#### [THE DATA]
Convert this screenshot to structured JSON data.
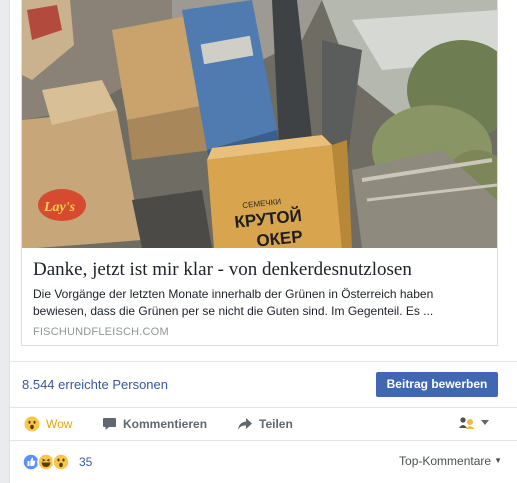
{
  "link_preview": {
    "image_alt": "Haufen von alten Kartons und Müll",
    "box_text_1": "Lay's",
    "box_text_2": "СЕМЕЧКИ",
    "box_text_3": "КРУТОЙ",
    "box_text_4": "ОКЕР",
    "title": "Danke, jetzt ist mir klar - von denkerdesnutzlosen",
    "description": "Die Vorgänge der letzten Monate innerhalb der Grünen in Österreich haben bewiesen, dass die Grünen per se nicht die Guten sind. Im Gegenteil. Es ...",
    "domain": "FISCHUNDFLEISCH.COM"
  },
  "stats": {
    "reach": "8.544 erreichte Personen",
    "boost_label": "Beitrag bewerben"
  },
  "actions": {
    "wow_label": "Wow",
    "comment_label": "Kommentieren",
    "share_label": "Teilen"
  },
  "summary": {
    "reaction_count": "35",
    "top_comments_label": "Top-Kommentare"
  },
  "icons": {
    "wow": "wow-emoji-icon",
    "comment": "comment-bubble-icon",
    "share": "share-arrow-icon",
    "audience": "audience-selector-icon",
    "like": "like-reaction-icon",
    "haha": "haha-reaction-icon"
  },
  "colors": {
    "link": "#365899",
    "button": "#4267b2",
    "wow": "#e9a60c",
    "secondary_text": "#90949c"
  }
}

#### [WORK TO DO]
The records shown above are to be repeated exactly, with the pictures left out.

#### [FULL RESPONSE]
Convert this screenshot to structured JSON data.
{
  "link_preview": {
    "image_alt": "Haufen von alten Kartons und Müll",
    "box_text_1": "Lay's",
    "box_text_2": "СЕМЕЧКИ",
    "box_text_3": "КРУТОЙ",
    "box_text_4": "ОКЕР",
    "title": "Danke, jetzt ist mir klar - von denkerdesnutzlosen",
    "description": "Die Vorgänge der letzten Monate innerhalb der Grünen in Österreich haben bewiesen, dass die Grünen per se nicht die Guten sind. Im Gegenteil. Es ...",
    "domain": "FISCHUNDFLEISCH.COM"
  },
  "stats": {
    "reach": "8.544 erreichte Personen",
    "boost_label": "Beitrag bewerben"
  },
  "actions": {
    "wow_label": "Wow",
    "comment_label": "Kommentieren",
    "share_label": "Teilen"
  },
  "summary": {
    "reaction_count": "35",
    "top_comments_label": "Top-Kommentare"
  },
  "icons": {
    "wow": "wow-emoji-icon",
    "comment": "comment-bubble-icon",
    "share": "share-arrow-icon",
    "audience": "audience-selector-icon",
    "like": "like-reaction-icon",
    "haha": "haha-reaction-icon"
  },
  "colors": {
    "link": "#365899",
    "button": "#4267b2",
    "wow": "#e9a60c",
    "secondary_text": "#90949c"
  }
}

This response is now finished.